Find the lines below that contain the string "this". Copy each one.

→ DATA EXTRACT:
-- Begin --

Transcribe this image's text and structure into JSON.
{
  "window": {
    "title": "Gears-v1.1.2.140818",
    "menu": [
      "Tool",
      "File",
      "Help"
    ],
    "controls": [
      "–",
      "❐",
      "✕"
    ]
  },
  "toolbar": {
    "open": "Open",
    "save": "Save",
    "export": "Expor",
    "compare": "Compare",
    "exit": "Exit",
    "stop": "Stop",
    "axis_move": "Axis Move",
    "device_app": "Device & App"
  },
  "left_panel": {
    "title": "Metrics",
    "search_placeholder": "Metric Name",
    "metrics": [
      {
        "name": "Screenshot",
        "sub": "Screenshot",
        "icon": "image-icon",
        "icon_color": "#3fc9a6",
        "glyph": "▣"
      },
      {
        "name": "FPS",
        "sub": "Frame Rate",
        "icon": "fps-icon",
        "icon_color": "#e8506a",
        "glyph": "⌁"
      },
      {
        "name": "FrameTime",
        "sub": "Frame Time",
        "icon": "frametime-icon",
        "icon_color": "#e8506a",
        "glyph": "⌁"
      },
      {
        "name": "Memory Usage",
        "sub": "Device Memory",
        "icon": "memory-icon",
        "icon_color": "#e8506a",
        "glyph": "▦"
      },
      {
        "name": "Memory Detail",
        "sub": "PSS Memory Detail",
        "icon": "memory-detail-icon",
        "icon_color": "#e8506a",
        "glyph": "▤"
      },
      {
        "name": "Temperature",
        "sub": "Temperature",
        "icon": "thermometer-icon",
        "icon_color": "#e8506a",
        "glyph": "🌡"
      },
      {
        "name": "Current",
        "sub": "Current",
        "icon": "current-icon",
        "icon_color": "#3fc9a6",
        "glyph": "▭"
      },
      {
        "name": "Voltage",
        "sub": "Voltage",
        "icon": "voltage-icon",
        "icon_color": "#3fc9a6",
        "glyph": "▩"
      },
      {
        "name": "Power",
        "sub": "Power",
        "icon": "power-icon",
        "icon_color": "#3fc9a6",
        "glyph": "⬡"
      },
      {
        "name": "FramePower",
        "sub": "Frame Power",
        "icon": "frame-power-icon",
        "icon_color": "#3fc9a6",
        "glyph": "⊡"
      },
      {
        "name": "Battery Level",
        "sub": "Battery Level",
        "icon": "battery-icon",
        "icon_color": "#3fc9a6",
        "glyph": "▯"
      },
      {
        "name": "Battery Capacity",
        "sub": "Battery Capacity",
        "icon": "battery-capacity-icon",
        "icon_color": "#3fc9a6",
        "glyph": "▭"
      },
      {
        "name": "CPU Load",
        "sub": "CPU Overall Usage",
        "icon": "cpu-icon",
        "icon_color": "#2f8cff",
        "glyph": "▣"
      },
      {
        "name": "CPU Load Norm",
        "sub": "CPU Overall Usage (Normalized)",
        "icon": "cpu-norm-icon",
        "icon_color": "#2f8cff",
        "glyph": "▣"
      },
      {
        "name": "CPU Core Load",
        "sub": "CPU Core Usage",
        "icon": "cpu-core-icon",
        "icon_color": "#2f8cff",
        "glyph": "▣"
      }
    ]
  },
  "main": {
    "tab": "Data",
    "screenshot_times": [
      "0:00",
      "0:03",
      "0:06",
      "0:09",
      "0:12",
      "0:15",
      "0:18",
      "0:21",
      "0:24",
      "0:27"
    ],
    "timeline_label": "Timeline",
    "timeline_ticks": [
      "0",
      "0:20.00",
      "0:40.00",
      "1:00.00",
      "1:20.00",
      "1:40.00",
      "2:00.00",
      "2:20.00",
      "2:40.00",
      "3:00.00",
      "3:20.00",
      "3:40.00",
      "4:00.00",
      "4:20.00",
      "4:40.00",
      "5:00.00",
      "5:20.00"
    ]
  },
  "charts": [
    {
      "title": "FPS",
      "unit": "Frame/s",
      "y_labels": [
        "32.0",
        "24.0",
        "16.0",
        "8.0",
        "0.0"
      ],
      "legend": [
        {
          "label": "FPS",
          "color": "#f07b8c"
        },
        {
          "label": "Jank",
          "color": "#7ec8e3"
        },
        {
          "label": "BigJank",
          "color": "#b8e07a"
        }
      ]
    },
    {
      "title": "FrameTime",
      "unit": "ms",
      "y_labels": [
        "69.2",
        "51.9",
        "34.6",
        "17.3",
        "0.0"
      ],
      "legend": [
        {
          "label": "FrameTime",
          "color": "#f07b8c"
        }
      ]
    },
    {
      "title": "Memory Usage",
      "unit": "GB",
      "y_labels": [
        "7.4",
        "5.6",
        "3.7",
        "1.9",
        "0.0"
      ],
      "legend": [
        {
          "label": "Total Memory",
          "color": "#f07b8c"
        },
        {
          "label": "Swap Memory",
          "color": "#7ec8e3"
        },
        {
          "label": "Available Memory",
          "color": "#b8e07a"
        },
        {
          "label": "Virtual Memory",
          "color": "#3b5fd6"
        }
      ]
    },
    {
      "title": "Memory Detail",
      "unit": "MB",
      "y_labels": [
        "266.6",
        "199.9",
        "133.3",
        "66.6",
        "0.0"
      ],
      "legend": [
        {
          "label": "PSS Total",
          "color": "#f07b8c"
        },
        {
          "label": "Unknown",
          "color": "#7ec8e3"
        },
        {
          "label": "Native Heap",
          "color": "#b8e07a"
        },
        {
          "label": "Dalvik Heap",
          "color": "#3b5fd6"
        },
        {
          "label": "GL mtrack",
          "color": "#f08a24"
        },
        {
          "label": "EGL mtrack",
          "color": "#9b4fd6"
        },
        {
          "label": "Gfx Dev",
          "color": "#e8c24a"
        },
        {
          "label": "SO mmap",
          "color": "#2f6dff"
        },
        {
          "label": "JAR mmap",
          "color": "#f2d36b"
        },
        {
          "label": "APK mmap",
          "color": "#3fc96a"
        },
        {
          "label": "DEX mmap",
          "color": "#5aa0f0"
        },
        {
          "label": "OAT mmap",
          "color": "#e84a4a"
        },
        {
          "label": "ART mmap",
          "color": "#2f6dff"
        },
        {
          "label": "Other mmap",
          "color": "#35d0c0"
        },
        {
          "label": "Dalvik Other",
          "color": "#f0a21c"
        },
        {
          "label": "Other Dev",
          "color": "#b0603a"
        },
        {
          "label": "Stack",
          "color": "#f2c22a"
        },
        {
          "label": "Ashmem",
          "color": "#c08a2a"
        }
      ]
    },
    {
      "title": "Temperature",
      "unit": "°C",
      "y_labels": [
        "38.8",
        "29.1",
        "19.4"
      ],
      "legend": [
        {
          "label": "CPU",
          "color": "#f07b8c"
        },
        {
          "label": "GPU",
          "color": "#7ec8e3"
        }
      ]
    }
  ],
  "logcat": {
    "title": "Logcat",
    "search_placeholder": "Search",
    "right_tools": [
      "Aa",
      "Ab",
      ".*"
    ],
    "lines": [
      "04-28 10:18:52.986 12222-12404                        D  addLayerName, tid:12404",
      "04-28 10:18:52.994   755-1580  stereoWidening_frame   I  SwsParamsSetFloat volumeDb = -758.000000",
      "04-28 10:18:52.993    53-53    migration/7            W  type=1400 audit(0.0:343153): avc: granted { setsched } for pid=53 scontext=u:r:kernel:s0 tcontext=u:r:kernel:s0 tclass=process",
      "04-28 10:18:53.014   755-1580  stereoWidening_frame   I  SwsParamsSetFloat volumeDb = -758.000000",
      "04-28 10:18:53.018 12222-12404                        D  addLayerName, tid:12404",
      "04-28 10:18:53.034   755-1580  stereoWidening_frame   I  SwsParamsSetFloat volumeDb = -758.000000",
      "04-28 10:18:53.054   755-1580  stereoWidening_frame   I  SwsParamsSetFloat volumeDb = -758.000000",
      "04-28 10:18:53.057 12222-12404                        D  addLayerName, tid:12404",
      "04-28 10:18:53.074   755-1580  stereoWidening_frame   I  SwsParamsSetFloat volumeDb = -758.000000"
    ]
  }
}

-- End --
-- Begin --

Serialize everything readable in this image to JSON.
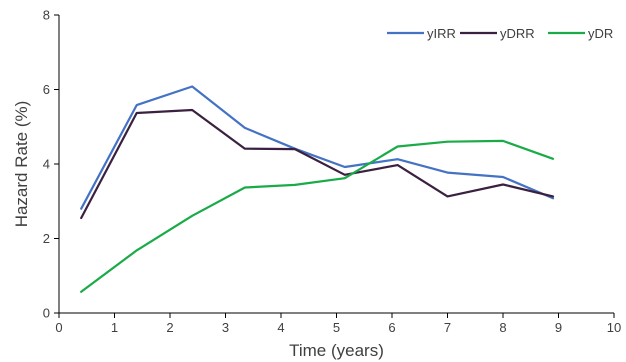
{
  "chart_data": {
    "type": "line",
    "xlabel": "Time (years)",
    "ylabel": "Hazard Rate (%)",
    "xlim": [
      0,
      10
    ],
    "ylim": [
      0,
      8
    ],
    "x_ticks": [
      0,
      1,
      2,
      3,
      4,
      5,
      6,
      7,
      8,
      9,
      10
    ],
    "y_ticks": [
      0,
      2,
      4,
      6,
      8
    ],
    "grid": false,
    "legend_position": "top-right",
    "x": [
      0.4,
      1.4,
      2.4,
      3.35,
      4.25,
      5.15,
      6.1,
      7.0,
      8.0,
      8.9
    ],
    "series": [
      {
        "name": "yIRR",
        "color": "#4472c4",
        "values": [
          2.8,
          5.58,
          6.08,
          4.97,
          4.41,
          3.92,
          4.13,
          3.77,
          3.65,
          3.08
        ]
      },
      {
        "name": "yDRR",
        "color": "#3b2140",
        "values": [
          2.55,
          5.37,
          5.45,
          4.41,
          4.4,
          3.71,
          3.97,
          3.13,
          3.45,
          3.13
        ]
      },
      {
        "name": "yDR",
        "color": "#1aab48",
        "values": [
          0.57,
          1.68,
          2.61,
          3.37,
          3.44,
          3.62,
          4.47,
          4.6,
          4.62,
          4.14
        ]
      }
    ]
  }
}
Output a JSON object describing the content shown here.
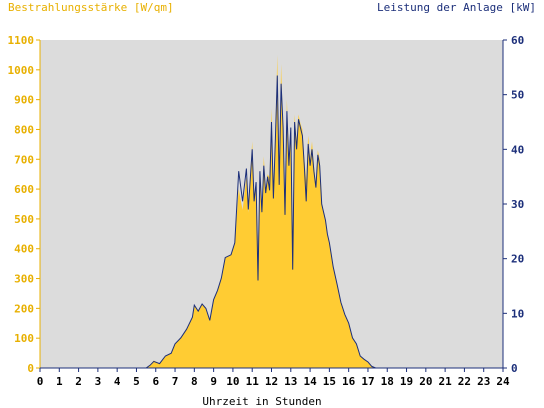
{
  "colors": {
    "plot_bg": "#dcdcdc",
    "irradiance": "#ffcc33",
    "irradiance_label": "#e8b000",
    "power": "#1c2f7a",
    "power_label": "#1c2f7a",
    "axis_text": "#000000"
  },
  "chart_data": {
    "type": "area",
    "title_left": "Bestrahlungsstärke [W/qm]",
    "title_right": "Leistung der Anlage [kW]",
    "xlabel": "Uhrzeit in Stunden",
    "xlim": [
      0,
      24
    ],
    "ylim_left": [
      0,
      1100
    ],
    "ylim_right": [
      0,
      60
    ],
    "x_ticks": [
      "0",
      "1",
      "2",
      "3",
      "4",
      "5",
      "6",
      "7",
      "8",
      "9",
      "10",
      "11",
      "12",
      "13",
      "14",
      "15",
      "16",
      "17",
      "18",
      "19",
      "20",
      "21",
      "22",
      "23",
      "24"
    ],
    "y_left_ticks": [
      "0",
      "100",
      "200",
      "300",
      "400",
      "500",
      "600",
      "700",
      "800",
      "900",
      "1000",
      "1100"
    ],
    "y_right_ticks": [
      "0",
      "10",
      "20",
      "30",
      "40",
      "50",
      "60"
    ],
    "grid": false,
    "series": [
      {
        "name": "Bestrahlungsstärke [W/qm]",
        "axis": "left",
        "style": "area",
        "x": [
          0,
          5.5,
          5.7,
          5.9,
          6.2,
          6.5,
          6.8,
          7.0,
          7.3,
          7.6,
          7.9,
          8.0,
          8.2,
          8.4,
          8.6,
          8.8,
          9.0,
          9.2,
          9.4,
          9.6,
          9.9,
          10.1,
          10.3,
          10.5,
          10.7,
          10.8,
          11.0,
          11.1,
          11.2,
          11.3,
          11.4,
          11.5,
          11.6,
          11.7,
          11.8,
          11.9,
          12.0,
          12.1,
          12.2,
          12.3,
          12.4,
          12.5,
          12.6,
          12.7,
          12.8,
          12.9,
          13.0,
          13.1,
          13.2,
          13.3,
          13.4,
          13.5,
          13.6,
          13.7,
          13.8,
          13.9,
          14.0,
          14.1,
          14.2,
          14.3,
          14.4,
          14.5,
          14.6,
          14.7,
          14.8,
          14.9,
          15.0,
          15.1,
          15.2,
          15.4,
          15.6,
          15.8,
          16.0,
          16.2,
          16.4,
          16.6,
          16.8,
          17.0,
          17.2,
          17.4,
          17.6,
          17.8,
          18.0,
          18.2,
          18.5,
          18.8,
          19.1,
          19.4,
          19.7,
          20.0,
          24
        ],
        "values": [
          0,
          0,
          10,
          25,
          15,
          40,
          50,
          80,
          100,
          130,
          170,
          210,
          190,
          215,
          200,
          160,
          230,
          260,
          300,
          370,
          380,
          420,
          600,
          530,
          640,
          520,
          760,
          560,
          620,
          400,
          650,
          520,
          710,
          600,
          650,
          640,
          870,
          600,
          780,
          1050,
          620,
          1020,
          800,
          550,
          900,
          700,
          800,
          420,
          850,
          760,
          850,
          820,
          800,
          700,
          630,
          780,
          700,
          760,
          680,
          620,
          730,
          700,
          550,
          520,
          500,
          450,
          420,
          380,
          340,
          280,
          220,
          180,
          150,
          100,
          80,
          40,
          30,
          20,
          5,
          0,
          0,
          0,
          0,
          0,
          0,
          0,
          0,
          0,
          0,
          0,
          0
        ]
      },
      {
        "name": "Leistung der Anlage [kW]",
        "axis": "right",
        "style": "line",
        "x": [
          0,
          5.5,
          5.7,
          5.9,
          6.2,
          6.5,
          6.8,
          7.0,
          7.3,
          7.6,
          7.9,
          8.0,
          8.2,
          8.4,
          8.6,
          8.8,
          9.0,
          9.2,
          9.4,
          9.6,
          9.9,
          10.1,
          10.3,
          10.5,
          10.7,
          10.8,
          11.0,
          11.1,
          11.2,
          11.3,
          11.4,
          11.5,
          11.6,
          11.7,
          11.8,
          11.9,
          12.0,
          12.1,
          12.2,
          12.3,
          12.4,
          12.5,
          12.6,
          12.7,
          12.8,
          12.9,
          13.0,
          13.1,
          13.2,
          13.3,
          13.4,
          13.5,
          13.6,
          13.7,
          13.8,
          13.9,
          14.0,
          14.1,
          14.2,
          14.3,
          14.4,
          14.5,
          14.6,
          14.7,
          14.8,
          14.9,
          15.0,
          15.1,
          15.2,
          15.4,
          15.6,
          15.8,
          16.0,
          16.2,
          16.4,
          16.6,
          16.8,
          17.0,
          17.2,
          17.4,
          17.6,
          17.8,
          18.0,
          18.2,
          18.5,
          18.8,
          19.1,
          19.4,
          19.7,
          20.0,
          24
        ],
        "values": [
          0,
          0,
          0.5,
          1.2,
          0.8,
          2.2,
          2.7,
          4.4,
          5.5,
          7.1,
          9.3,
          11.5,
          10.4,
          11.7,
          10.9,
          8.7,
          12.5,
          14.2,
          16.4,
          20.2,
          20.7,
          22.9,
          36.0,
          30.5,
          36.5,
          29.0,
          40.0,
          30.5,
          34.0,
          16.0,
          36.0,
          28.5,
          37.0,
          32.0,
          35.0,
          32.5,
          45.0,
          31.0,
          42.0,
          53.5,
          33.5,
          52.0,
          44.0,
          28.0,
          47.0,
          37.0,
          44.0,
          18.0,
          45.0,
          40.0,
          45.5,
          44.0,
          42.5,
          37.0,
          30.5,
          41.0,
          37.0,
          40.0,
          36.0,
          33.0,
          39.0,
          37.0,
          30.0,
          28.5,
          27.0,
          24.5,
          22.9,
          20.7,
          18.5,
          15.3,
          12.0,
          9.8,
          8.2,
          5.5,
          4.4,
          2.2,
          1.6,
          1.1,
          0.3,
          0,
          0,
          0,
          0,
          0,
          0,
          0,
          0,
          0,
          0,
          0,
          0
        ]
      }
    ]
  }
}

-- End --

→ COMPLETE RESPONSE:
Transcribe this image's text and structure into JSON.
Serialize everything readable in this image to JSON.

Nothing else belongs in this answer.